>> Start

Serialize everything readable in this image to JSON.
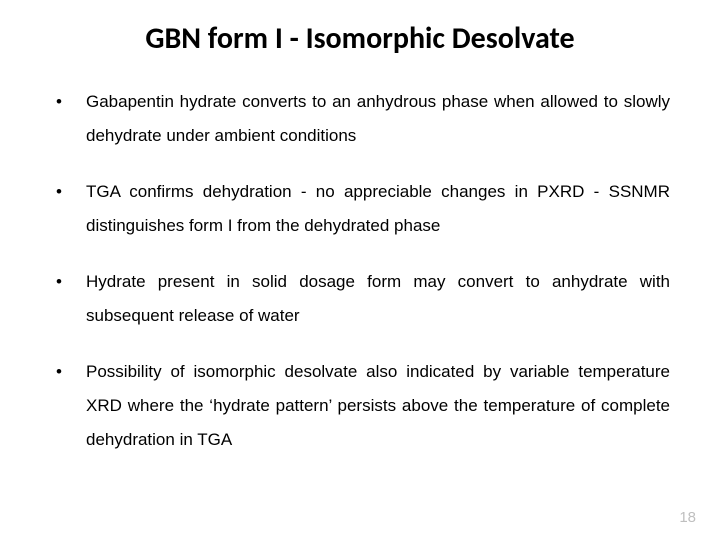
{
  "title": "GBN form I - Isomorphic Desolvate",
  "bullets": [
    "Gabapentin hydrate converts to an anhydrous phase when allowed to slowly dehydrate under ambient conditions",
    "TGA confirms dehydration - no appreciable changes in PXRD - SSNMR distinguishes form I from the dehydrated phase",
    "Hydrate present in solid dosage form may convert to anhydrate with subsequent release of water",
    "Possibility of isomorphic desolvate also indicated by variable temperature XRD where the ‘hydrate pattern’ persists above the temperature of complete dehydration in TGA"
  ],
  "page_number": "18",
  "colors": {
    "background": "#ffffff",
    "text": "#000000",
    "page_number": "#bfbfbf"
  },
  "typography": {
    "title_font": "Calibri",
    "title_size_pt": 30,
    "title_weight": 700,
    "body_font": "Arial",
    "body_size_pt": 17,
    "body_line_height": 2.0,
    "body_align": "justify"
  }
}
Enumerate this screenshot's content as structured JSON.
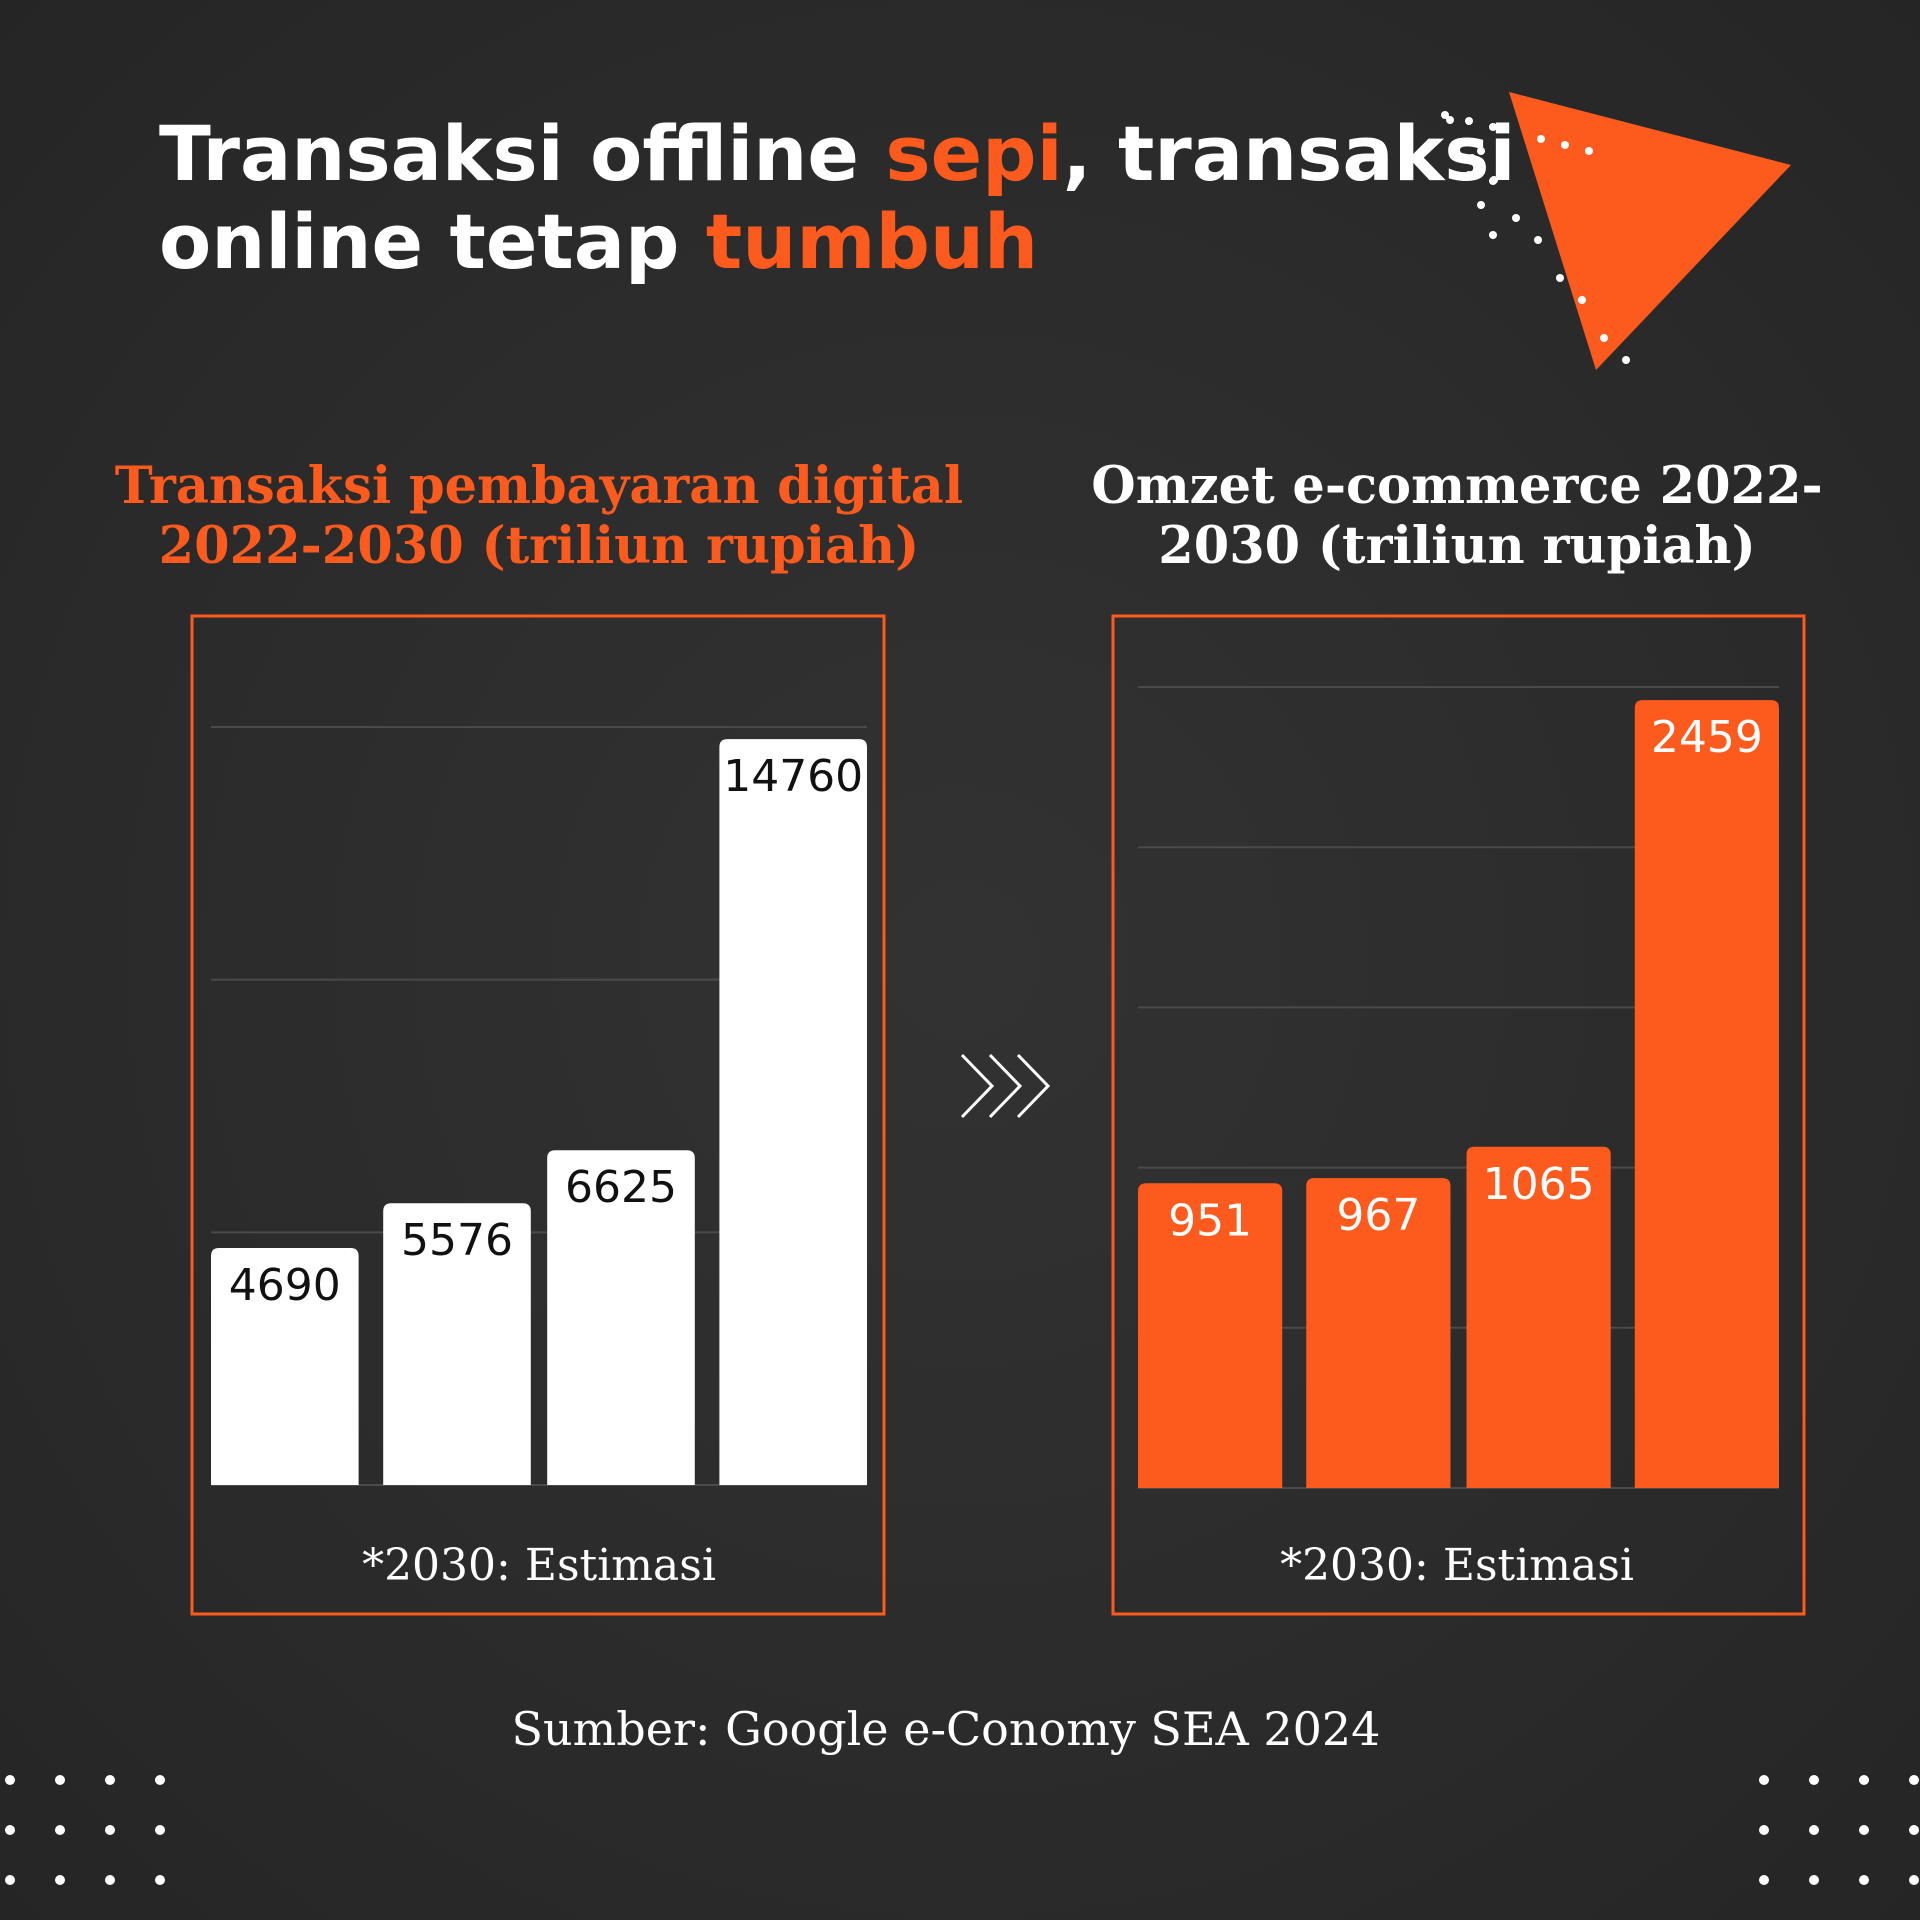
{
  "header": {
    "title": [
      "Transaksi offline ",
      "sepi",
      ", transaksi",
      "online tetap ",
      "tumbuh"
    ]
  },
  "chart_data": [
    {
      "type": "bar",
      "title": [
        "Transaksi pembayaran digital",
        "2022-2030 (triliun rupiah)"
      ],
      "title_color": "#fd5a1e",
      "values": [
        4690,
        5576,
        6625,
        14760
      ],
      "color": "#ffffff",
      "value_label_color": "#111111",
      "ylim": [
        0,
        15000
      ],
      "yticks": [
        0,
        5000,
        10000,
        15000
      ],
      "grid": true,
      "note": "*2030: Estimasi"
    },
    {
      "type": "bar",
      "title": [
        "Omzet e-commerce 2022-",
        "2030 (triliun rupiah)"
      ],
      "title_color": "#ffffff",
      "values": [
        951,
        967,
        1065,
        2459
      ],
      "color": "#fd5a1e",
      "value_label_color": "#ffffff",
      "ylim": [
        0,
        2500
      ],
      "yticks": [
        0,
        500,
        1000,
        1500,
        2000,
        2500
      ],
      "grid": true,
      "note": "*2030: Estimasi"
    }
  ],
  "source": "Sumber: Google e-Conomy SEA 2024"
}
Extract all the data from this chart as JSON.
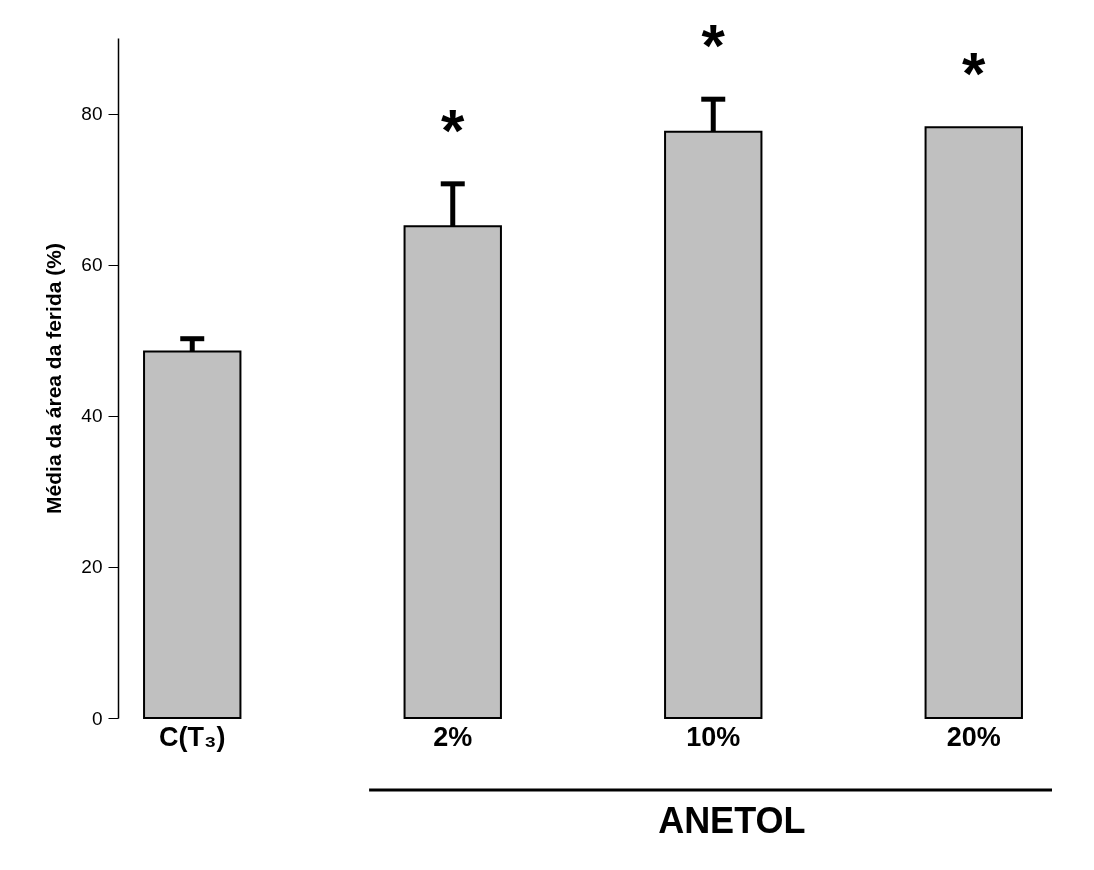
{
  "chart_data": {
    "type": "bar",
    "ylabel": "Média da área da ferida (%)",
    "categories": [
      "C(T₃)",
      "2%",
      "10%",
      "20%"
    ],
    "values": [
      48.5,
      65.1,
      77.6,
      78.2
    ],
    "errors": [
      [
        48.5,
        50.2
      ],
      [
        65.1,
        70.7
      ],
      [
        77.6,
        81.9
      ],
      null
    ],
    "colors": [
      "#c0c0c0",
      "#c0c0c0",
      "#c0c0c0",
      "#c0c0c0"
    ],
    "ylim": [
      0,
      90
    ],
    "yticks": [
      0,
      20,
      40,
      60,
      80
    ],
    "grid": false,
    "annotations": [
      "*",
      "*",
      "*",
      "ANETOL"
    ]
  }
}
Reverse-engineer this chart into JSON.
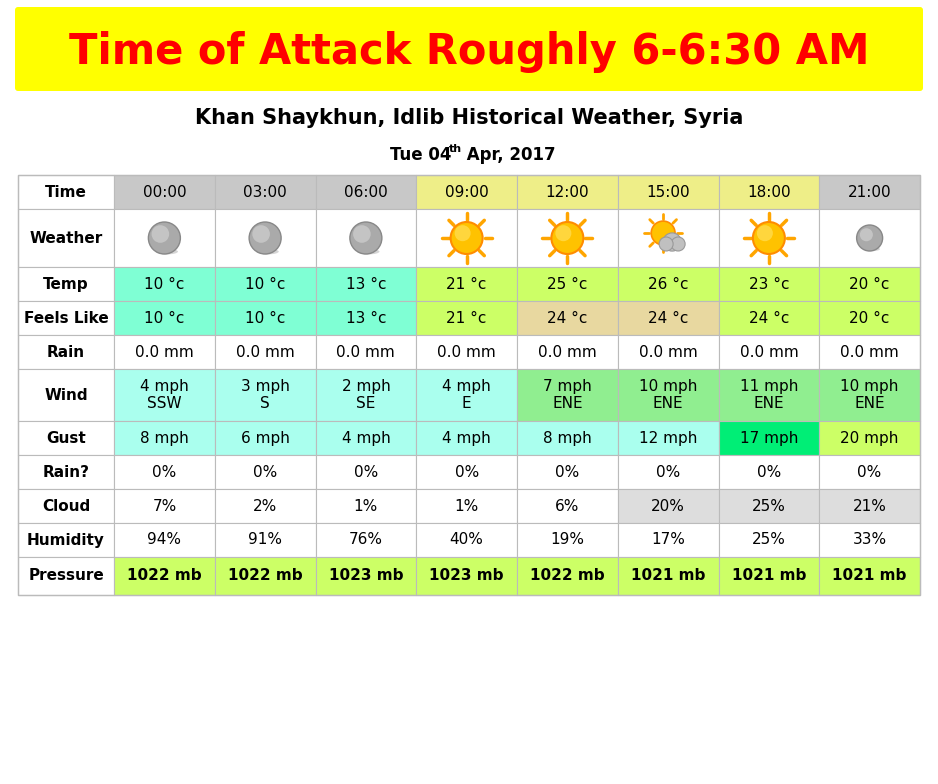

>> End

• Description of the task
Gather up every line in the data above that contains the word "dehydration", copying each one.

• Output for this exercise
    "TGA confirms dehydration - no appreciable changes in PXRD - SSNMR distinguishes form I from the dehydrated phase",
    "Possibility of isomorphic desolvate also indicated by variable temperature XRD where the ‘hydrate pattern’ persists above the temperature of complete dehydration in TGA"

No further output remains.